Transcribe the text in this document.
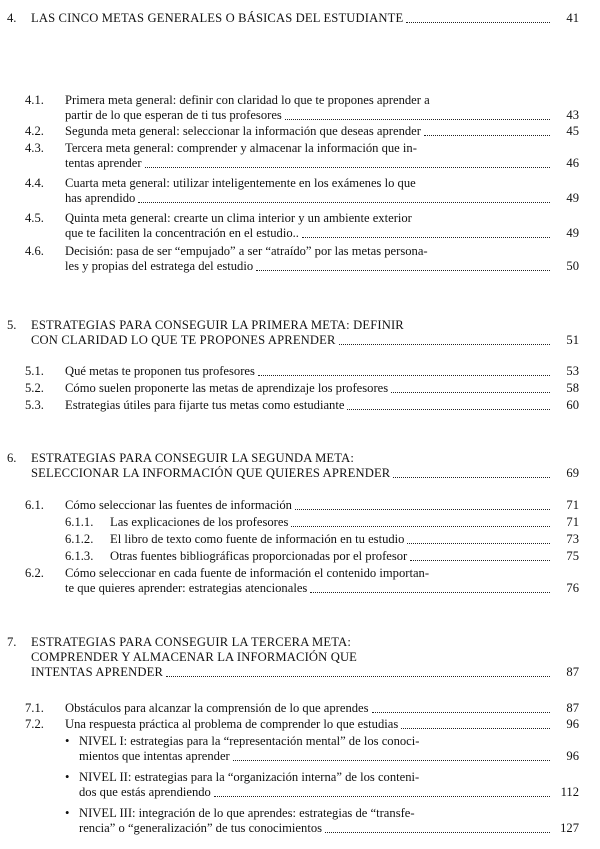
4.	LAS CINCO METAS GENERALES O BÁSICAS DEL ESTUDIANTE	41
4.1.	Primera meta general: definir con claridad lo que te propones aprender a
partir de lo que esperan de ti tus profesores	43
4.2.	Segunda meta general: seleccionar la información que deseas aprender	45
4.3.	Tercera meta general: comprender y almacenar la información que in-
tentas aprender	46
4.4.	Cuarta meta general: utilizar inteligentemente en los exámenes lo que
has aprendido	49
4.5.	Quinta meta general: crearte un clima interior y un ambiente exterior
que te faciliten la concentración en el estudio..	49
4.6.	Decisión: pasa de ser “empujado” a ser “atraído” por las metas persona-
les y propias del estratega del estudio	50
5.	ESTRATEGIAS PARA CONSEGUIR LA PRIMERA META: DEFINIR
CON CLARIDAD LO QUE TE PROPONES APRENDER	51
5.1.	Qué metas te proponen tus profesores	53
5.2.	Cómo suelen proponerte las metas de aprendizaje los profesores	58
5.3.	Estrategias útiles para fijarte tus metas como estudiante	60
6.	ESTRATEGIAS PARA CONSEGUIR LA SEGUNDA META:
SELECCIONAR LA INFORMACIÓN QUE QUIERES APRENDER	69
6.1.	Cómo seleccionar las fuentes de información	71
6.1.1.	Las explicaciones de los profesores	71
6.1.2.	El libro de texto como fuente de información en tu estudio	73
6.1.3.	Otras fuentes bibliográficas proporcionadas por el profesor	75
6.2.	Cómo seleccionar en cada fuente de información el contenido importan-
te que quieres aprender: estrategias atencionales	76
7.	ESTRATEGIAS PARA CONSEGUIR LA TERCERA META:
COMPRENDER Y ALMACENAR LA INFORMACIÓN QUE
INTENTAS APRENDER	87
7.1.	Obstáculos para alcanzar la comprensión de lo que aprendes	87
7.2.	Una respuesta práctica al problema de comprender lo que estudias	96
• NIVEL I: estrategias para la “representación mental” de los conoci-
mientos que intentas aprender	96
• NIVEL II: estrategias para la “organización interna” de los conteni-
dos que estás aprendiendo	112
• NIVEL III: integración de lo que aprendes: estrategias de “transfe-
rencia” o “generalización” de tus conocimientos	127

▸ Written task:
Copy the records above exactly, omitting every picture.

▸ Solution to this problem:
Transcribe the text in this document.
4.	LAS CINCO METAS GENERALES O BÁSICAS DEL ESTUDIANTE	41
4.1.	Primera meta general: definir con claridad lo que te propones aprender a
partir de lo que esperan de ti tus profesores	43
4.2.	Segunda meta general: seleccionar la información que deseas aprender	45
4.3.	Tercera meta general: comprender y almacenar la información que in-
tentas aprender	46
4.4.	Cuarta meta general: utilizar inteligentemente en los exámenes lo que
has aprendido	49
4.5.	Quinta meta general: crearte un clima interior y un ambiente exterior
que te faciliten la concentración en el estudio..	49
4.6.	Decisión: pasa de ser “empujado” a ser “atraído” por las metas persona-
les y propias del estratega del estudio	50
5.	ESTRATEGIAS PARA CONSEGUIR LA PRIMERA META: DEFINIR
CON CLARIDAD LO QUE TE PROPONES APRENDER	51
5.1.	Qué metas te proponen tus profesores	53
5.2.	Cómo suelen proponerte las metas de aprendizaje los profesores	58
5.3.	Estrategias útiles para fijarte tus metas como estudiante	60
6.	ESTRATEGIAS PARA CONSEGUIR LA SEGUNDA META:
SELECCIONAR LA INFORMACIÓN QUE QUIERES APRENDER	69
6.1.	Cómo seleccionar las fuentes de información	71
6.1.1.	Las explicaciones de los profesores	71
6.1.2.	El libro de texto como fuente de información en tu estudio	73
6.1.3.	Otras fuentes bibliográficas proporcionadas por el profesor	75
6.2.	Cómo seleccionar en cada fuente de información el contenido importan-
te que quieres aprender: estrategias atencionales	76
7.	ESTRATEGIAS PARA CONSEGUIR LA TERCERA META:
COMPRENDER Y ALMACENAR LA INFORMACIÓN QUE
INTENTAS APRENDER	87
7.1.	Obstáculos para alcanzar la comprensión de lo que aprendes	87
7.2.	Una respuesta práctica al problema de comprender lo que estudias	96
• NIVEL I: estrategias para la “representación mental” de los conoci-
mientos que intentas aprender	96
• NIVEL II: estrategias para la “organización interna” de los conteni-
dos que estás aprendiendo	112
• NIVEL III: integración de lo que aprendes: estrategias de “transfe-
rencia” o “generalización” de tus conocimientos	127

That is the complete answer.